Required task = Filter these entries so that only lines with the word "yilga" remain.

[START Data to use]

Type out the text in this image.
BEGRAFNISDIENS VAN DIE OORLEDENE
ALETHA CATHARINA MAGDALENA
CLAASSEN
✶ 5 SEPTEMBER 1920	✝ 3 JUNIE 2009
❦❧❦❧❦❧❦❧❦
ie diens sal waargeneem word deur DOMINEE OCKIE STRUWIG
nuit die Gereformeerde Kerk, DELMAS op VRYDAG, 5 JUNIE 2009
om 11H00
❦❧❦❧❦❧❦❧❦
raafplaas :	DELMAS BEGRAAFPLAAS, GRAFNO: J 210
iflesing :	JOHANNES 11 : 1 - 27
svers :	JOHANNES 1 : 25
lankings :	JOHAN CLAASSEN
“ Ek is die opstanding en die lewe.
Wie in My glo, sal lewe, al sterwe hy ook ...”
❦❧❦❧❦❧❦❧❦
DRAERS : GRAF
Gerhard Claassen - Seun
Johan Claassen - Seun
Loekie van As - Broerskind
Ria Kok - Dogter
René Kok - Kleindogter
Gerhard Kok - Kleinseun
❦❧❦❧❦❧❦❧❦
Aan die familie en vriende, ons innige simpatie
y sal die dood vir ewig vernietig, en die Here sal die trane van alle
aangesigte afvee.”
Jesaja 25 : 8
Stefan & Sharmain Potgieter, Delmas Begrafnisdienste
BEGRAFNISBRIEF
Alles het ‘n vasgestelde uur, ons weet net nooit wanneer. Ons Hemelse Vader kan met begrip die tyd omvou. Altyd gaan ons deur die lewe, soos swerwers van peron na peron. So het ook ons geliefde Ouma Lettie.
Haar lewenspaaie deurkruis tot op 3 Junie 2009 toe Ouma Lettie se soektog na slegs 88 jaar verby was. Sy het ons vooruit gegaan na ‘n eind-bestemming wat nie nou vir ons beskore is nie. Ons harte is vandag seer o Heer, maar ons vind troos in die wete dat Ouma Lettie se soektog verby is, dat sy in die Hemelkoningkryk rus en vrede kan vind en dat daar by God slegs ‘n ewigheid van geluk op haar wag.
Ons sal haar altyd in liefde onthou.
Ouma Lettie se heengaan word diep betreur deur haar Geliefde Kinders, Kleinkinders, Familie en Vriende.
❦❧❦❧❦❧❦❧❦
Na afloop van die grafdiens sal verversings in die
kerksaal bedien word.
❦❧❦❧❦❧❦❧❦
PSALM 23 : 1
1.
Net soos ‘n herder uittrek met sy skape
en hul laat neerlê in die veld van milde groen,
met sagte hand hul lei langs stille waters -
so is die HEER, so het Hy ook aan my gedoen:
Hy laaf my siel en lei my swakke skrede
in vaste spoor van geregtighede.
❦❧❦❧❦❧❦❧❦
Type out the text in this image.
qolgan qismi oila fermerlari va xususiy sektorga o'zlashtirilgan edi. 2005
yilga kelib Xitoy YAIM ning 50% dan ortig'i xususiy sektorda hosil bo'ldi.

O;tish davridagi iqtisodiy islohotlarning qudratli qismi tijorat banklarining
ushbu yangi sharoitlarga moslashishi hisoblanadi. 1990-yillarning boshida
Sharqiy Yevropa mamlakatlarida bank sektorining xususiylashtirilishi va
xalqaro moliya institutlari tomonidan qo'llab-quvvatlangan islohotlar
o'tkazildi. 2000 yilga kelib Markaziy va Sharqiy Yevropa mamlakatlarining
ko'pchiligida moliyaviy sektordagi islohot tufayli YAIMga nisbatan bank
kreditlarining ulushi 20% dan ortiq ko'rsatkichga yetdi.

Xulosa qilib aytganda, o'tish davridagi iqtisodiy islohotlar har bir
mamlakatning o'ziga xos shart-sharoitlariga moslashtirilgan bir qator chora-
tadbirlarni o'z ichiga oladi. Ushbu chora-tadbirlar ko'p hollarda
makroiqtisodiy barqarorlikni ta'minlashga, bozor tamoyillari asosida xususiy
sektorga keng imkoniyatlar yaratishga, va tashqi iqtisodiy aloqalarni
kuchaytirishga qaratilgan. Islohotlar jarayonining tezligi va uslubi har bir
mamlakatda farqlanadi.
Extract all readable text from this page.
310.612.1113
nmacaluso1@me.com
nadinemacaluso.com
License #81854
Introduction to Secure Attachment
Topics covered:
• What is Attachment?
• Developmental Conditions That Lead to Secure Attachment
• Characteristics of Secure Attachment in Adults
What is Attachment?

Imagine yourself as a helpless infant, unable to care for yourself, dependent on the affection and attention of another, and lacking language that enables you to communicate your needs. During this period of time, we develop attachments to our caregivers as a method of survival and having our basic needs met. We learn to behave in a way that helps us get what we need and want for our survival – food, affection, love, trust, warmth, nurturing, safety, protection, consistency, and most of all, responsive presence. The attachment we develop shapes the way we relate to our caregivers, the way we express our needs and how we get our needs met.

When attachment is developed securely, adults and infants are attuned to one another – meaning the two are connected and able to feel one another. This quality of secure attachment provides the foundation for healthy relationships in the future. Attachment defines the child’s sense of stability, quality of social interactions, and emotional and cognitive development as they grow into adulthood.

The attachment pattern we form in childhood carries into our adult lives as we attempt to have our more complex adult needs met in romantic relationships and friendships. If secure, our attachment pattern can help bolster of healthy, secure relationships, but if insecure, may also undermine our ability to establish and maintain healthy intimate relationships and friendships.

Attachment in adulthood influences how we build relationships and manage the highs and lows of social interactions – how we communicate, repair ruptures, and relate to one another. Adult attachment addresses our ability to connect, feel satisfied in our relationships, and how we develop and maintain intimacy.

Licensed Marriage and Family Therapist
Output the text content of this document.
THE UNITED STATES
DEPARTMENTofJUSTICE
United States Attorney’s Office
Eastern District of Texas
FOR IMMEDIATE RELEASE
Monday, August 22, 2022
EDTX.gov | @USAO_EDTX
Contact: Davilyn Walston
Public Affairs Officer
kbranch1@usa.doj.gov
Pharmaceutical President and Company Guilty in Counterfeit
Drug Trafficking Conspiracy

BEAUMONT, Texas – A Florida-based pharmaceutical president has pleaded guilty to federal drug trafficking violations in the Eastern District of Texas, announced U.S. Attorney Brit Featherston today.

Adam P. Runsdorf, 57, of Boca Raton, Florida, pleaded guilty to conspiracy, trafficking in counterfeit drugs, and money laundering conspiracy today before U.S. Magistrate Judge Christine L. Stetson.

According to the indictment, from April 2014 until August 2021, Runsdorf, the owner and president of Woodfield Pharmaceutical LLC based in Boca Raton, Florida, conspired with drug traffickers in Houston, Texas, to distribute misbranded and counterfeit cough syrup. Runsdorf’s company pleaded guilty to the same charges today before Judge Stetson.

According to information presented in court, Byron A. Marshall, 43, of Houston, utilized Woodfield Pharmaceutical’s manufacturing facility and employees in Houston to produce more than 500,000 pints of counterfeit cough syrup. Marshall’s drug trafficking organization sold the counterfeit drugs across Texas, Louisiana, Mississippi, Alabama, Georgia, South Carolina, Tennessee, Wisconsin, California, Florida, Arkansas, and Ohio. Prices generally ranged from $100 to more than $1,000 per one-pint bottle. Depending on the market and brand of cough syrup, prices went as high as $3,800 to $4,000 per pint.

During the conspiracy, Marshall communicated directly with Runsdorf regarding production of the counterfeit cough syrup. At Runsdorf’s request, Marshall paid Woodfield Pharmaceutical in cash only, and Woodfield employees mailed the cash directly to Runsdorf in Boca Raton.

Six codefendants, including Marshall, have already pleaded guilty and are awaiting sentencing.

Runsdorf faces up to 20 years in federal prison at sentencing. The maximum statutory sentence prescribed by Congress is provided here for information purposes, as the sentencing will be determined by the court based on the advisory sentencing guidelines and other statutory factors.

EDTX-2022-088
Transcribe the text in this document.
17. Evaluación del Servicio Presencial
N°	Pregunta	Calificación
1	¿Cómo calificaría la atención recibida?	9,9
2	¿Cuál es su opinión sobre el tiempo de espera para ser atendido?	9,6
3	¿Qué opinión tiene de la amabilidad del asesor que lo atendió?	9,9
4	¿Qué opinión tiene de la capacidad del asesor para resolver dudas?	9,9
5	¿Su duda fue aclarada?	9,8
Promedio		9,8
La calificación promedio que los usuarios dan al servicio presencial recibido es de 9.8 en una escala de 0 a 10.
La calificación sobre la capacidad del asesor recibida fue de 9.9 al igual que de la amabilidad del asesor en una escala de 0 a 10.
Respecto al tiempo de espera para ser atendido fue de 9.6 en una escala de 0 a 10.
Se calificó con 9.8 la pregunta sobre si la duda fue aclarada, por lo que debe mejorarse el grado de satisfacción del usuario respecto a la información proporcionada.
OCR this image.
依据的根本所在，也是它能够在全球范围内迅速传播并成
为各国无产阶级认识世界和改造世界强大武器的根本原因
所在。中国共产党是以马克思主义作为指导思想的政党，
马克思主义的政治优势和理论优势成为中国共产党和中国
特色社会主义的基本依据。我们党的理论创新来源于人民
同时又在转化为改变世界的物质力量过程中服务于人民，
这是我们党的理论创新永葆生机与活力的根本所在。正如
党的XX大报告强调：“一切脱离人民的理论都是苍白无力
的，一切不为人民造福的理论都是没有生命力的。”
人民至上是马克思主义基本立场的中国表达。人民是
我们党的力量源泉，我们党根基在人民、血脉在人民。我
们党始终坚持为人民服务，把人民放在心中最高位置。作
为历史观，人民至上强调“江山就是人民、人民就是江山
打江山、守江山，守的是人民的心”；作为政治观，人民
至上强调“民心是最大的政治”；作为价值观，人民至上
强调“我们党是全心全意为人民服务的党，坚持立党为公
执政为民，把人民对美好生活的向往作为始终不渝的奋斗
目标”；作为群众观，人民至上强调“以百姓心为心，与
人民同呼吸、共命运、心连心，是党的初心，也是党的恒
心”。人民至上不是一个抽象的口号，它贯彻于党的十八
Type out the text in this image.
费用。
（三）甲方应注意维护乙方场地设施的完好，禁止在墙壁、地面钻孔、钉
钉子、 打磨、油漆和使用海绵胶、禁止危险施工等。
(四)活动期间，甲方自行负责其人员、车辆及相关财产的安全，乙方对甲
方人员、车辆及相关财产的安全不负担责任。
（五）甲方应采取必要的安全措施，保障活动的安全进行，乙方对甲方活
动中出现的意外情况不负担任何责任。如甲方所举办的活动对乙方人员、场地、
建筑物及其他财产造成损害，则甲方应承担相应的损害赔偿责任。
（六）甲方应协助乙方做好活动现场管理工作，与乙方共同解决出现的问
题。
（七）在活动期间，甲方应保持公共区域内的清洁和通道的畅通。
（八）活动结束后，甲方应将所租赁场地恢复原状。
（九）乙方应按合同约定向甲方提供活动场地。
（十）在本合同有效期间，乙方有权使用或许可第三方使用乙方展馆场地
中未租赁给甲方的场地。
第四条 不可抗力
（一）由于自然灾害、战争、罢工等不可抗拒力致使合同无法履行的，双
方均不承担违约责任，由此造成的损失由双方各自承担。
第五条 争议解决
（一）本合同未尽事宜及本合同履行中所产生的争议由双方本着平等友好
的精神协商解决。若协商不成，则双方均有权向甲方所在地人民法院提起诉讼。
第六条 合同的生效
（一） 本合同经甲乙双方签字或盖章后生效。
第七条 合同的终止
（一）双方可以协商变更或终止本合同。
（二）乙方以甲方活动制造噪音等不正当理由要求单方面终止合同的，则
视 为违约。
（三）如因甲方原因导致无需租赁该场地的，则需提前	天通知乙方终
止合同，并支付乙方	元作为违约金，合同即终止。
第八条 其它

[END Data to use]

Finished task =
yilga kelib Xitoy YAIM ning 50% dan ortig'i xususiy sektorda hosil bo'ldi.
o'tkazildi. 2000 yilga kelib Markaziy va Sharqiy Yevropa mamlakatlarining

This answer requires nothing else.